*Rows from a figure dataset*
• • • • • • •

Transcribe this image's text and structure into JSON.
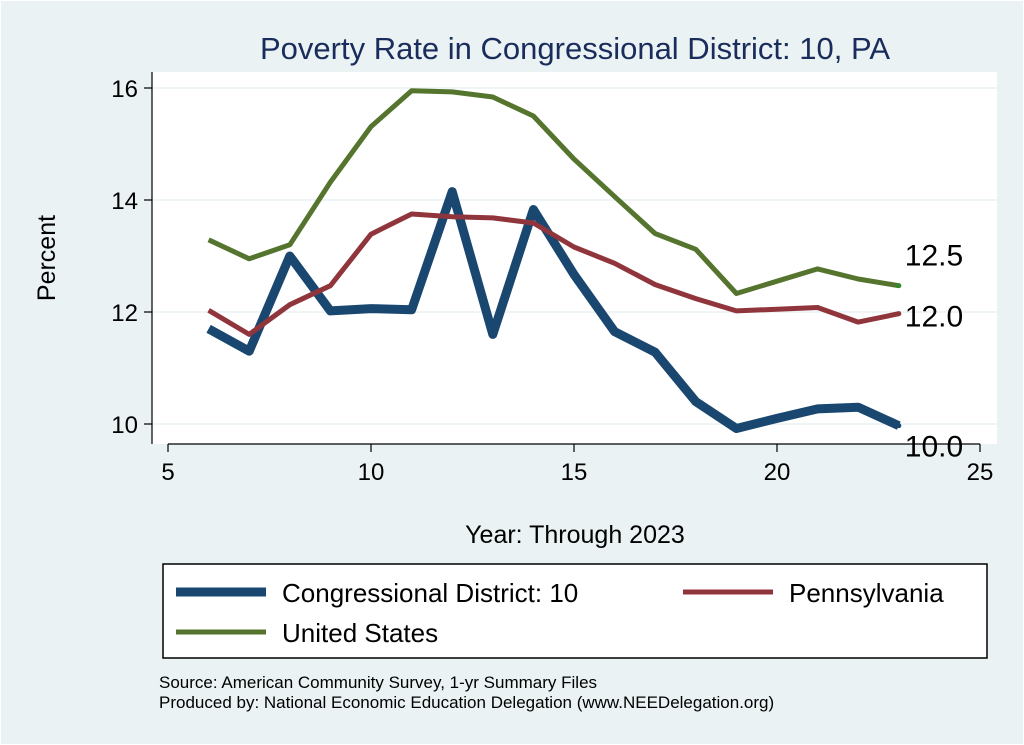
{
  "chart_data": {
    "type": "line",
    "title": "Poverty Rate in Congressional District:  10, PA",
    "xlabel": "Year: Through 2023",
    "ylabel": "Percent",
    "xlim": [
      5,
      25
    ],
    "ylim": [
      9.8,
      16.3
    ],
    "xticks": [
      5,
      10,
      15,
      20,
      25
    ],
    "yticks": [
      10,
      12,
      14,
      16
    ],
    "grid": true,
    "legend_position": "bottom",
    "series": [
      {
        "name": "Congressional District:  10",
        "color": "#1a476f",
        "x": [
          6,
          7,
          8,
          9,
          10,
          11,
          12,
          13,
          14,
          15,
          16,
          17,
          18,
          19,
          20,
          21,
          22,
          23
        ],
        "y": [
          11.7,
          11.3,
          13.0,
          12.02,
          12.06,
          12.04,
          14.15,
          11.6,
          13.83,
          12.67,
          11.65,
          11.28,
          10.4,
          9.92,
          10.1,
          10.27,
          10.3,
          9.97
        ],
        "end_label": "10.0"
      },
      {
        "name": "Pennsylvania",
        "color": "#90353b",
        "x": [
          6,
          7,
          8,
          9,
          10,
          11,
          12,
          13,
          14,
          15,
          16,
          17,
          18,
          19,
          20,
          21,
          22,
          23
        ],
        "y": [
          12.03,
          11.6,
          12.13,
          12.47,
          13.39,
          13.75,
          13.7,
          13.68,
          13.59,
          13.16,
          12.87,
          12.49,
          12.24,
          12.02,
          12.05,
          12.08,
          11.82,
          11.97
        ],
        "end_label": "12.0"
      },
      {
        "name": "United States",
        "color": "#55752f",
        "x": [
          6,
          7,
          8,
          9,
          10,
          11,
          12,
          13,
          14,
          15,
          16,
          17,
          18,
          19,
          20,
          21,
          22,
          23
        ],
        "y": [
          13.29,
          12.95,
          13.2,
          14.32,
          15.31,
          15.95,
          15.93,
          15.84,
          15.5,
          14.73,
          14.06,
          13.4,
          13.12,
          12.33,
          12.55,
          12.77,
          12.59,
          12.47
        ],
        "end_label": "12.5"
      }
    ]
  },
  "source_line_1": "Source: American Community Survey, 1-yr Summary Files",
  "source_line_2": "Produced by: National Economic Education Delegation (www.NEEDelegation.org)"
}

• • • • • • •

*Do this*
Collect the lines of the data that carry the word "Congressional".

*Output for this task*
    "title": "Poverty Rate in Congressional District:  10, PA",
        "name": "Congressional District:  10",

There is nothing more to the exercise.